▶ What is required: Transcribe the entries that follow exactly as they appear, minus pictures.

▶ Working data:

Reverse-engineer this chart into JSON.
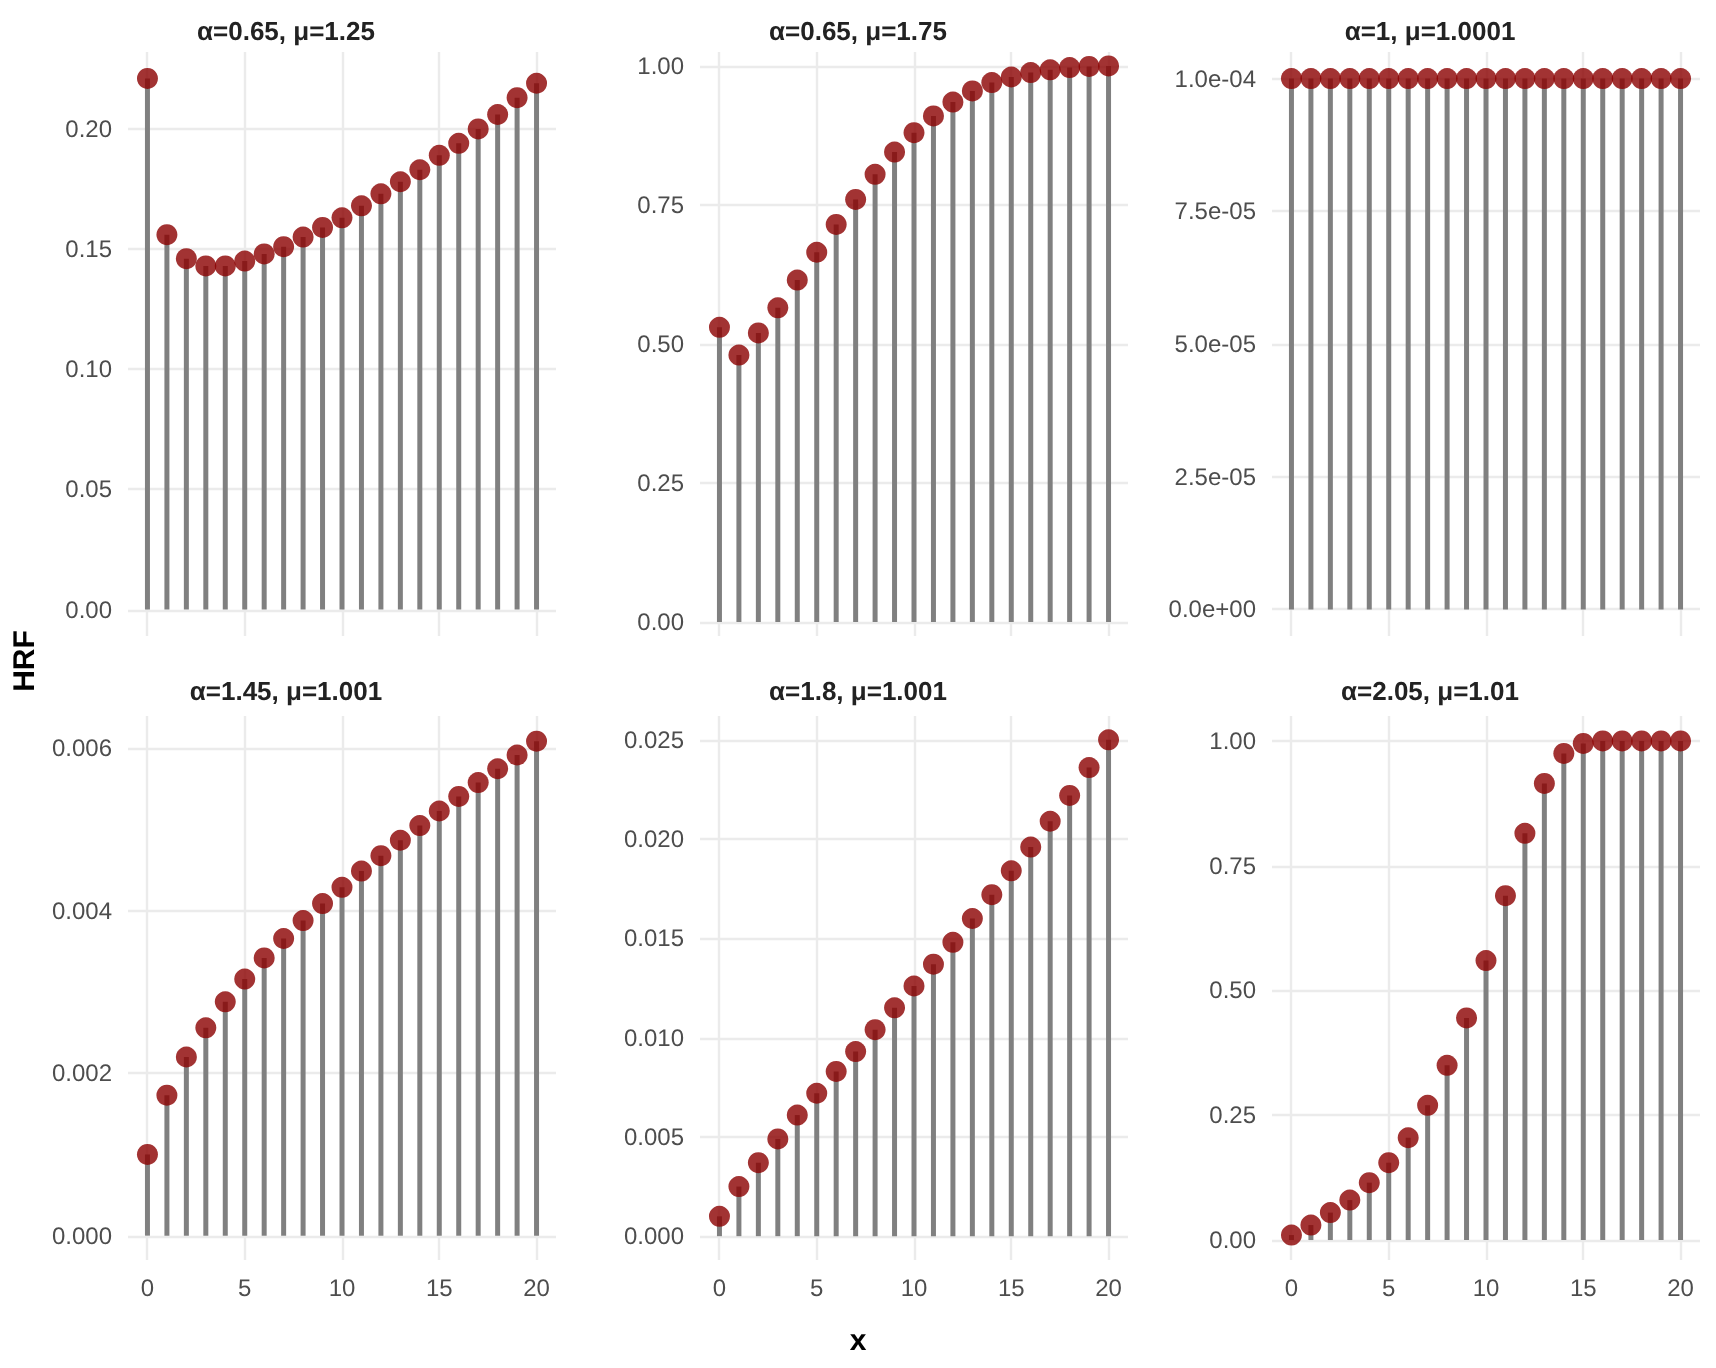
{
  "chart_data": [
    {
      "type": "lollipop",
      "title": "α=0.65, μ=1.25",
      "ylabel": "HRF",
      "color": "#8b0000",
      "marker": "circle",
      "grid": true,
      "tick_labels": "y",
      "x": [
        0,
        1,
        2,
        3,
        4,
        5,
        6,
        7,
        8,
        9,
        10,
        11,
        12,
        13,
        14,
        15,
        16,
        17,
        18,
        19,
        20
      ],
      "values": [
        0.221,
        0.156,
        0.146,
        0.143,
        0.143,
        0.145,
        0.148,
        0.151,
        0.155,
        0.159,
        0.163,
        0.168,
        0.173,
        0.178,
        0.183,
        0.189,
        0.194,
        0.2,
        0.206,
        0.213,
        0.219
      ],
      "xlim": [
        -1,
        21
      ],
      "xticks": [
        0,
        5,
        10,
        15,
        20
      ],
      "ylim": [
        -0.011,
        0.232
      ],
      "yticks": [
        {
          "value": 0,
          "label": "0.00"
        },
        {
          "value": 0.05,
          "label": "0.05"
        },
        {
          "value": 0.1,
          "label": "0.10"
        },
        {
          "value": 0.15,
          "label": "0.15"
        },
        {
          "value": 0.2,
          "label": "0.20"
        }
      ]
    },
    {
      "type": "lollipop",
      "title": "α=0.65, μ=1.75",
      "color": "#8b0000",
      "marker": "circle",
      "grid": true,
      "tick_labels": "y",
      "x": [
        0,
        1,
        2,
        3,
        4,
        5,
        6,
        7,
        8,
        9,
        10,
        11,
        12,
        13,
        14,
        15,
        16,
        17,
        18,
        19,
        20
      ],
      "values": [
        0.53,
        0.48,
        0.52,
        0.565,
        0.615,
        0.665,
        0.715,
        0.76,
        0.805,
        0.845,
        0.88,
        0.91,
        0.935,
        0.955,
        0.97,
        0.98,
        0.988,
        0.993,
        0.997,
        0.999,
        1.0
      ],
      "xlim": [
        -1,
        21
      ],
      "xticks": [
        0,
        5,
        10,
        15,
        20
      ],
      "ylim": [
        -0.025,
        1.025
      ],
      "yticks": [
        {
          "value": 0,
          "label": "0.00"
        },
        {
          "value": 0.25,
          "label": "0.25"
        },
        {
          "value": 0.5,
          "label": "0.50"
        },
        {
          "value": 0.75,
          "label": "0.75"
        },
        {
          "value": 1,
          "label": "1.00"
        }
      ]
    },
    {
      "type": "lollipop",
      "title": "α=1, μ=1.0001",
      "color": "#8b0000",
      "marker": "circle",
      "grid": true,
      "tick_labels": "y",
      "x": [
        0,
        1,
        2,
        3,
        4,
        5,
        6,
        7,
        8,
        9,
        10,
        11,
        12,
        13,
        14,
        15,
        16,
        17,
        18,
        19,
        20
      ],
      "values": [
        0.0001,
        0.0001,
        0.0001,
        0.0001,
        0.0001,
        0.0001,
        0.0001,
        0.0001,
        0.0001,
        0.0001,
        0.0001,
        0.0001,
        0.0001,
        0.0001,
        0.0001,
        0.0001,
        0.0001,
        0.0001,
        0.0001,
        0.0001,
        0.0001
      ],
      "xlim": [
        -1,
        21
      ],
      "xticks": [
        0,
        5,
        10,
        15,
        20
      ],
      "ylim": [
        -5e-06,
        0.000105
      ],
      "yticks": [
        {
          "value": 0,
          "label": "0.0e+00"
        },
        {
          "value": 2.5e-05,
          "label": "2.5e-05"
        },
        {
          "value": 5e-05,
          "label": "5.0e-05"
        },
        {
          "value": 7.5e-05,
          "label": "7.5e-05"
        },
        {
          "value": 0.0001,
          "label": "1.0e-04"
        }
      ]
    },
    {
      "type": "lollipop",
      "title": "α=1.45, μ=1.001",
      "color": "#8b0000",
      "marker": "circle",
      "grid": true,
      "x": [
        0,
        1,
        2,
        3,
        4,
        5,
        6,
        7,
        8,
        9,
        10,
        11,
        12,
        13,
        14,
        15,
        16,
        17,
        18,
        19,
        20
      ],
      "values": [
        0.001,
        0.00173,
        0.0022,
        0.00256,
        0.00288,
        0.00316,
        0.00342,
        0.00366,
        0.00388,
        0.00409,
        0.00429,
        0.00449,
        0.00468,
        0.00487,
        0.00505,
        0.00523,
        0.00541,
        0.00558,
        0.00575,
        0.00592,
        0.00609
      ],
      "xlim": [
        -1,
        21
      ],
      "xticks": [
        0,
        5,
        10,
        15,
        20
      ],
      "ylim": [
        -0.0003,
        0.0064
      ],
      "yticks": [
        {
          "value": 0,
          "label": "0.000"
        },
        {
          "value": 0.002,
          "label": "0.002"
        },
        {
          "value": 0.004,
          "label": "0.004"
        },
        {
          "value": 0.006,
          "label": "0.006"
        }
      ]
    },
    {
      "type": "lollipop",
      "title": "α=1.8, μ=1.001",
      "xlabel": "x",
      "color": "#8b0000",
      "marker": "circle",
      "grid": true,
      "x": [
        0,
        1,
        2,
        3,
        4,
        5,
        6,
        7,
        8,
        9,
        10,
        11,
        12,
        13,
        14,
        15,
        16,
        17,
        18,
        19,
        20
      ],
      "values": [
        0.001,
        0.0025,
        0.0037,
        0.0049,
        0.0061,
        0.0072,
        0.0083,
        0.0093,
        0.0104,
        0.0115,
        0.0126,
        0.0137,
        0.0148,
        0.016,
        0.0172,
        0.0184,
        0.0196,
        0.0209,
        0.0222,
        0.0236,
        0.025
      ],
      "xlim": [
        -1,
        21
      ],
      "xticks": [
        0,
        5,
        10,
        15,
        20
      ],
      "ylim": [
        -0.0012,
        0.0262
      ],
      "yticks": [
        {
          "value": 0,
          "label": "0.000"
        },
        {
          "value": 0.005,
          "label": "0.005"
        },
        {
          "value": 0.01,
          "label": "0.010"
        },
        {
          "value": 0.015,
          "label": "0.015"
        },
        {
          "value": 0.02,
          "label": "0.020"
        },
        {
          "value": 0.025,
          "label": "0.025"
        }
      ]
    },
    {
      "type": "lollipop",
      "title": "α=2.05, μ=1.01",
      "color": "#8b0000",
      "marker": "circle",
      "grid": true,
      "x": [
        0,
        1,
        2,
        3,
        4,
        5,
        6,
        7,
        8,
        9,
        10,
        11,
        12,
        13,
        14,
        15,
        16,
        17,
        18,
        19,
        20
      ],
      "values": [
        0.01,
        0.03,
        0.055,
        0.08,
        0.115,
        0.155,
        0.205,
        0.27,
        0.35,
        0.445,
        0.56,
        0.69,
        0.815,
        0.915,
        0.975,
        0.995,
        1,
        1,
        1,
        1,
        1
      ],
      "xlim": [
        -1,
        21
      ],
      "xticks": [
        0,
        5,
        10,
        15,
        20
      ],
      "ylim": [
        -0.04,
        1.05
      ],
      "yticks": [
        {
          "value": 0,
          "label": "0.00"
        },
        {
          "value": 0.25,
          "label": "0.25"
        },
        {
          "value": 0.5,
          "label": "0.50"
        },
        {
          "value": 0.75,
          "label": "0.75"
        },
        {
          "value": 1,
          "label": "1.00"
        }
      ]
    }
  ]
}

▶ In response:
Reverse-engineer this chart into JSON.
{
  "chart_data": [
    {
      "type": "lollipop",
      "title": "α=0.65, μ=1.25",
      "ylabel": "HRF",
      "color": "#8b0000",
      "marker": "circle",
      "grid": true,
      "tick_labels": "y",
      "x": [
        0,
        1,
        2,
        3,
        4,
        5,
        6,
        7,
        8,
        9,
        10,
        11,
        12,
        13,
        14,
        15,
        16,
        17,
        18,
        19,
        20
      ],
      "values": [
        0.221,
        0.156,
        0.146,
        0.143,
        0.143,
        0.145,
        0.148,
        0.151,
        0.155,
        0.159,
        0.163,
        0.168,
        0.173,
        0.178,
        0.183,
        0.189,
        0.194,
        0.2,
        0.206,
        0.213,
        0.219
      ],
      "xlim": [
        -1,
        21
      ],
      "xticks": [
        0,
        5,
        10,
        15,
        20
      ],
      "ylim": [
        -0.011,
        0.232
      ],
      "yticks": [
        {
          "value": 0,
          "label": "0.00"
        },
        {
          "value": 0.05,
          "label": "0.05"
        },
        {
          "value": 0.1,
          "label": "0.10"
        },
        {
          "value": 0.15,
          "label": "0.15"
        },
        {
          "value": 0.2,
          "label": "0.20"
        }
      ]
    },
    {
      "type": "lollipop",
      "title": "α=0.65, μ=1.75",
      "color": "#8b0000",
      "marker": "circle",
      "grid": true,
      "tick_labels": "y",
      "x": [
        0,
        1,
        2,
        3,
        4,
        5,
        6,
        7,
        8,
        9,
        10,
        11,
        12,
        13,
        14,
        15,
        16,
        17,
        18,
        19,
        20
      ],
      "values": [
        0.53,
        0.48,
        0.52,
        0.565,
        0.615,
        0.665,
        0.715,
        0.76,
        0.805,
        0.845,
        0.88,
        0.91,
        0.935,
        0.955,
        0.97,
        0.98,
        0.988,
        0.993,
        0.997,
        0.999,
        1.0
      ],
      "xlim": [
        -1,
        21
      ],
      "xticks": [
        0,
        5,
        10,
        15,
        20
      ],
      "ylim": [
        -0.025,
        1.025
      ],
      "yticks": [
        {
          "value": 0,
          "label": "0.00"
        },
        {
          "value": 0.25,
          "label": "0.25"
        },
        {
          "value": 0.5,
          "label": "0.50"
        },
        {
          "value": 0.75,
          "label": "0.75"
        },
        {
          "value": 1,
          "label": "1.00"
        }
      ]
    },
    {
      "type": "lollipop",
      "title": "α=1, μ=1.0001",
      "color": "#8b0000",
      "marker": "circle",
      "grid": true,
      "tick_labels": "y",
      "x": [
        0,
        1,
        2,
        3,
        4,
        5,
        6,
        7,
        8,
        9,
        10,
        11,
        12,
        13,
        14,
        15,
        16,
        17,
        18,
        19,
        20
      ],
      "values": [
        0.0001,
        0.0001,
        0.0001,
        0.0001,
        0.0001,
        0.0001,
        0.0001,
        0.0001,
        0.0001,
        0.0001,
        0.0001,
        0.0001,
        0.0001,
        0.0001,
        0.0001,
        0.0001,
        0.0001,
        0.0001,
        0.0001,
        0.0001,
        0.0001
      ],
      "xlim": [
        -1,
        21
      ],
      "xticks": [
        0,
        5,
        10,
        15,
        20
      ],
      "ylim": [
        -5e-06,
        0.000105
      ],
      "yticks": [
        {
          "value": 0,
          "label": "0.0e+00"
        },
        {
          "value": 2.5e-05,
          "label": "2.5e-05"
        },
        {
          "value": 5e-05,
          "label": "5.0e-05"
        },
        {
          "value": 7.5e-05,
          "label": "7.5e-05"
        },
        {
          "value": 0.0001,
          "label": "1.0e-04"
        }
      ]
    },
    {
      "type": "lollipop",
      "title": "α=1.45, μ=1.001",
      "color": "#8b0000",
      "marker": "circle",
      "grid": true,
      "x": [
        0,
        1,
        2,
        3,
        4,
        5,
        6,
        7,
        8,
        9,
        10,
        11,
        12,
        13,
        14,
        15,
        16,
        17,
        18,
        19,
        20
      ],
      "values": [
        0.001,
        0.00173,
        0.0022,
        0.00256,
        0.00288,
        0.00316,
        0.00342,
        0.00366,
        0.00388,
        0.00409,
        0.00429,
        0.00449,
        0.00468,
        0.00487,
        0.00505,
        0.00523,
        0.00541,
        0.00558,
        0.00575,
        0.00592,
        0.00609
      ],
      "xlim": [
        -1,
        21
      ],
      "xticks": [
        0,
        5,
        10,
        15,
        20
      ],
      "ylim": [
        -0.0003,
        0.0064
      ],
      "yticks": [
        {
          "value": 0,
          "label": "0.000"
        },
        {
          "value": 0.002,
          "label": "0.002"
        },
        {
          "value": 0.004,
          "label": "0.004"
        },
        {
          "value": 0.006,
          "label": "0.006"
        }
      ]
    },
    {
      "type": "lollipop",
      "title": "α=1.8, μ=1.001",
      "xlabel": "x",
      "color": "#8b0000",
      "marker": "circle",
      "grid": true,
      "x": [
        0,
        1,
        2,
        3,
        4,
        5,
        6,
        7,
        8,
        9,
        10,
        11,
        12,
        13,
        14,
        15,
        16,
        17,
        18,
        19,
        20
      ],
      "values": [
        0.001,
        0.0025,
        0.0037,
        0.0049,
        0.0061,
        0.0072,
        0.0083,
        0.0093,
        0.0104,
        0.0115,
        0.0126,
        0.0137,
        0.0148,
        0.016,
        0.0172,
        0.0184,
        0.0196,
        0.0209,
        0.0222,
        0.0236,
        0.025
      ],
      "xlim": [
        -1,
        21
      ],
      "xticks": [
        0,
        5,
        10,
        15,
        20
      ],
      "ylim": [
        -0.0012,
        0.0262
      ],
      "yticks": [
        {
          "value": 0,
          "label": "0.000"
        },
        {
          "value": 0.005,
          "label": "0.005"
        },
        {
          "value": 0.01,
          "label": "0.010"
        },
        {
          "value": 0.015,
          "label": "0.015"
        },
        {
          "value": 0.02,
          "label": "0.020"
        },
        {
          "value": 0.025,
          "label": "0.025"
        }
      ]
    },
    {
      "type": "lollipop",
      "title": "α=2.05, μ=1.01",
      "color": "#8b0000",
      "marker": "circle",
      "grid": true,
      "x": [
        0,
        1,
        2,
        3,
        4,
        5,
        6,
        7,
        8,
        9,
        10,
        11,
        12,
        13,
        14,
        15,
        16,
        17,
        18,
        19,
        20
      ],
      "values": [
        0.01,
        0.03,
        0.055,
        0.08,
        0.115,
        0.155,
        0.205,
        0.27,
        0.35,
        0.445,
        0.56,
        0.69,
        0.815,
        0.915,
        0.975,
        0.995,
        1,
        1,
        1,
        1,
        1
      ],
      "xlim": [
        -1,
        21
      ],
      "xticks": [
        0,
        5,
        10,
        15,
        20
      ],
      "ylim": [
        -0.04,
        1.05
      ],
      "yticks": [
        {
          "value": 0,
          "label": "0.00"
        },
        {
          "value": 0.25,
          "label": "0.25"
        },
        {
          "value": 0.5,
          "label": "0.50"
        },
        {
          "value": 0.75,
          "label": "0.75"
        },
        {
          "value": 1,
          "label": "1.00"
        }
      ]
    }
  ]
}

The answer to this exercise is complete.